__Objective__
Return the entries below verbatim. Pictures stay out.

****************************************

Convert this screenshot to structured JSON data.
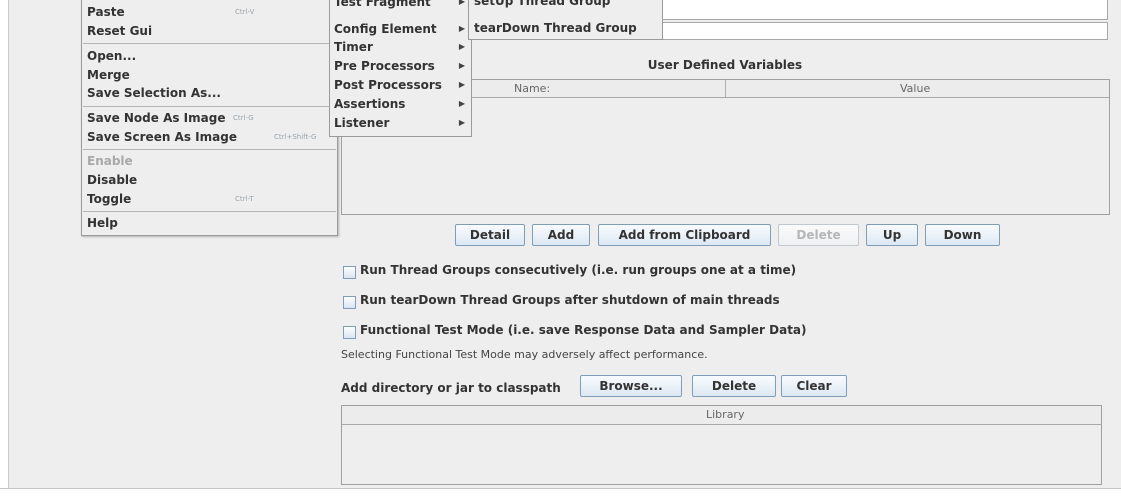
{
  "context_menu": {
    "items": [
      {
        "label": "Paste",
        "shortcut": "Ctrl-V"
      },
      {
        "label": "Reset Gui",
        "shortcut": ""
      },
      {
        "label": "Open...",
        "shortcut": ""
      },
      {
        "label": "Merge",
        "shortcut": ""
      },
      {
        "label": "Save Selection As...",
        "shortcut": ""
      },
      {
        "label": "Save Node As Image",
        "shortcut": "Ctrl-G"
      },
      {
        "label": "Save Screen As Image",
        "shortcut": "Ctrl+Shift-G"
      },
      {
        "label": "Enable",
        "shortcut": ""
      },
      {
        "label": "Disable",
        "shortcut": ""
      },
      {
        "label": "Toggle",
        "shortcut": "Ctrl-T"
      },
      {
        "label": "Help",
        "shortcut": ""
      }
    ]
  },
  "add_submenu": {
    "items": [
      {
        "label": "Test Fragment"
      },
      {
        "label": "Config Element"
      },
      {
        "label": "Timer"
      },
      {
        "label": "Pre Processors"
      },
      {
        "label": "Post Processors"
      },
      {
        "label": "Assertions"
      },
      {
        "label": "Listener"
      }
    ]
  },
  "thread_submenu": {
    "items": [
      {
        "label": "setUp Thread Group"
      },
      {
        "label": "tearDown Thread Group"
      }
    ]
  },
  "variables": {
    "title": "User Defined Variables",
    "columns": [
      "Name:",
      "Value"
    ],
    "buttons": {
      "detail": "Detail",
      "add": "Add",
      "add_clipboard": "Add from Clipboard",
      "delete": "Delete",
      "up": "Up",
      "down": "Down"
    }
  },
  "options": {
    "run_consecutively": "Run Thread Groups consecutively (i.e. run groups one at a time)",
    "run_teardown": "Run tearDown Thread Groups after shutdown of main threads",
    "functional_mode": "Functional Test Mode (i.e. save Response Data and Sampler Data)",
    "perf_note": "Selecting Functional Test Mode may adversely affect performance."
  },
  "classpath": {
    "label": "Add directory or jar to classpath",
    "buttons": {
      "browse": "Browse...",
      "delete": "Delete",
      "clear": "Clear"
    },
    "column": "Library"
  }
}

****************************************

__Correct result__
Convert this screenshot to structured JSON data.
{
  "context_menu": {
    "items": [
      {
        "label": "Paste",
        "shortcut": "Ctrl-V"
      },
      {
        "label": "Reset Gui",
        "shortcut": ""
      },
      {
        "label": "Open...",
        "shortcut": ""
      },
      {
        "label": "Merge",
        "shortcut": ""
      },
      {
        "label": "Save Selection As...",
        "shortcut": ""
      },
      {
        "label": "Save Node As Image",
        "shortcut": "Ctrl-G"
      },
      {
        "label": "Save Screen As Image",
        "shortcut": "Ctrl+Shift-G"
      },
      {
        "label": "Enable",
        "shortcut": ""
      },
      {
        "label": "Disable",
        "shortcut": ""
      },
      {
        "label": "Toggle",
        "shortcut": "Ctrl-T"
      },
      {
        "label": "Help",
        "shortcut": ""
      }
    ]
  },
  "add_submenu": {
    "items": [
      {
        "label": "Test Fragment"
      },
      {
        "label": "Config Element"
      },
      {
        "label": "Timer"
      },
      {
        "label": "Pre Processors"
      },
      {
        "label": "Post Processors"
      },
      {
        "label": "Assertions"
      },
      {
        "label": "Listener"
      }
    ]
  },
  "thread_submenu": {
    "items": [
      {
        "label": "setUp Thread Group"
      },
      {
        "label": "tearDown Thread Group"
      }
    ]
  },
  "variables": {
    "title": "User Defined Variables",
    "columns": [
      "Name:",
      "Value"
    ],
    "buttons": {
      "detail": "Detail",
      "add": "Add",
      "add_clipboard": "Add from Clipboard",
      "delete": "Delete",
      "up": "Up",
      "down": "Down"
    }
  },
  "options": {
    "run_consecutively": "Run Thread Groups consecutively (i.e. run groups one at a time)",
    "run_teardown": "Run tearDown Thread Groups after shutdown of main threads",
    "functional_mode": "Functional Test Mode (i.e. save Response Data and Sampler Data)",
    "perf_note": "Selecting Functional Test Mode may adversely affect performance."
  },
  "classpath": {
    "label": "Add directory or jar to classpath",
    "buttons": {
      "browse": "Browse...",
      "delete": "Delete",
      "clear": "Clear"
    },
    "column": "Library"
  }
}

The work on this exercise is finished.